> [ABOUT THIS TASK]: What is the number of lines in the entries that include the word "would"? Respond with the number only.

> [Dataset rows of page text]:
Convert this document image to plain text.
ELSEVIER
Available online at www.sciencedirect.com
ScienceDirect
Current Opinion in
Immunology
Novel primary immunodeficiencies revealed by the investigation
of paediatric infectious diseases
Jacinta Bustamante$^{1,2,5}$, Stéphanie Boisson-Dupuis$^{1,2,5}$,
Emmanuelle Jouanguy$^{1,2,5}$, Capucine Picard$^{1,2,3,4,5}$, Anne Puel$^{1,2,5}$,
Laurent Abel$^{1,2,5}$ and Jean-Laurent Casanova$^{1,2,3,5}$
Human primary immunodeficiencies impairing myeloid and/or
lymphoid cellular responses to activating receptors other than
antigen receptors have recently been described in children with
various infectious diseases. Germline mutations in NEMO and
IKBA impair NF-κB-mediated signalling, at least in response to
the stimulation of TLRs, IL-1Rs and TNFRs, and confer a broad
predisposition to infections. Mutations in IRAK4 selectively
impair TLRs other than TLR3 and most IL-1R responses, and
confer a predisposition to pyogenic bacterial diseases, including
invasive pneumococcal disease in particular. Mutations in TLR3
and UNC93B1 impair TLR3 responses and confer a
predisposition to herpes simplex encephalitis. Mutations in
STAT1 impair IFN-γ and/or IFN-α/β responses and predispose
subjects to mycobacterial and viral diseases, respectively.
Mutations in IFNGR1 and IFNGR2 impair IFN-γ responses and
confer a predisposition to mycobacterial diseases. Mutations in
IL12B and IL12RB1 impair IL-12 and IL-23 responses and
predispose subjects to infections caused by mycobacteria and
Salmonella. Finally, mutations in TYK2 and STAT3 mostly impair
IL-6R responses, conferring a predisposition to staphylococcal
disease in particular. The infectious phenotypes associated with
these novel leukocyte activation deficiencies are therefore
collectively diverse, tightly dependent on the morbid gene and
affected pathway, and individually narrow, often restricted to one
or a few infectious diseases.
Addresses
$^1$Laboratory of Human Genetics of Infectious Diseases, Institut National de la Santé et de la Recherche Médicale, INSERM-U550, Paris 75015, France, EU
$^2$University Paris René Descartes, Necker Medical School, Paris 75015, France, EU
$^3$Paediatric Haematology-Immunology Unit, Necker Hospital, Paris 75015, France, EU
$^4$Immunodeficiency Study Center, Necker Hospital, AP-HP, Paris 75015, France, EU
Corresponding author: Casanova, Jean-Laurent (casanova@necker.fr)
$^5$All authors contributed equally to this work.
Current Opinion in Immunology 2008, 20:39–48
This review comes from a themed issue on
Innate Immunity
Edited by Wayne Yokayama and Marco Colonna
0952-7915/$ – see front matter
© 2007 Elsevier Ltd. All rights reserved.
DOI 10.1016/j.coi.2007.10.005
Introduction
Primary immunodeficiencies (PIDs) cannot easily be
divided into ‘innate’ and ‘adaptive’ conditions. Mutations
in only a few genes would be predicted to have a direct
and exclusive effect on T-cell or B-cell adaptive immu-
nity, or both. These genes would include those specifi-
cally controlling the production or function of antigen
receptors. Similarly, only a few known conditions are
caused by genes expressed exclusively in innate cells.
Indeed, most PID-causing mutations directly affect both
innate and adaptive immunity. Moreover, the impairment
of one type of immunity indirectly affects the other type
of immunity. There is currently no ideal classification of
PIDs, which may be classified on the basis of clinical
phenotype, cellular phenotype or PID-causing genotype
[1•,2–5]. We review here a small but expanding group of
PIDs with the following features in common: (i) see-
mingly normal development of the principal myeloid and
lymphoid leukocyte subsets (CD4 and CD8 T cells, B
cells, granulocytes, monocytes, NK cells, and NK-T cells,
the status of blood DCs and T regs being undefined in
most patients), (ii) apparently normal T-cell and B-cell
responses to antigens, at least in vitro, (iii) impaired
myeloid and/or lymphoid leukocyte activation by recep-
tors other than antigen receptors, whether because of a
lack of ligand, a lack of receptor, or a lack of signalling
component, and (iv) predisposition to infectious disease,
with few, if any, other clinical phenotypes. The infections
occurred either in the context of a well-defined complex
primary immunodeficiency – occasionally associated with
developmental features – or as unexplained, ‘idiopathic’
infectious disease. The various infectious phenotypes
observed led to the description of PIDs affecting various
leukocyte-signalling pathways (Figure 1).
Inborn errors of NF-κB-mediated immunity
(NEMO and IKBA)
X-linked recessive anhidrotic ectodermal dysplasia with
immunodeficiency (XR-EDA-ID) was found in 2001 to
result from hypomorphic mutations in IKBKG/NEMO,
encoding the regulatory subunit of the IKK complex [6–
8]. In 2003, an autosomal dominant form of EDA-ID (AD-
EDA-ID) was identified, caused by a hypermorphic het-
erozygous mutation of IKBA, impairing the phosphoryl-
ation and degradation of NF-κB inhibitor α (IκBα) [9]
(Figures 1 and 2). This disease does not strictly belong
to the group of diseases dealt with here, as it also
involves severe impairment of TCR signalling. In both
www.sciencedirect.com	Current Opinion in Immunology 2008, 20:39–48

> [YOUR SOLUTION]: 2